## Problem description
Reproduce every entry exactly as shown.

Stored records:
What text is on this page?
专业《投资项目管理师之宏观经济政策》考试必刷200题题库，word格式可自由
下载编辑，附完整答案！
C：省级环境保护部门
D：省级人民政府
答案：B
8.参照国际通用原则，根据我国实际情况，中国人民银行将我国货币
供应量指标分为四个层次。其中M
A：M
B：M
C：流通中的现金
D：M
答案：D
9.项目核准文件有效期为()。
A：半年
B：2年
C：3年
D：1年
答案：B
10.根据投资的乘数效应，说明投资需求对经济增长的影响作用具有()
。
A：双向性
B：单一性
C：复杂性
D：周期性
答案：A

## Result
What text is on this page?
专业《投资项目管理师之宏观经济政策》考试必刷200题题库，word格式可自由
下载编辑，附完整答案！
C：省级环境保护部门
D：省级人民政府
答案：B
8.参照国际通用原则，根据我国实际情况，中国人民银行将我国货币
供应量指标分为四个层次。其中M
A：M
B：M
C：流通中的现金
D：M
答案：D
9.项目核准文件有效期为()。
A：半年
B：2年
C：3年
D：1年
答案：B
10.根据投资的乘数效应，说明投资需求对经济增长的影响作用具有()
。
A：双向性
B：单一性
C：复杂性
D：周期性
答案：A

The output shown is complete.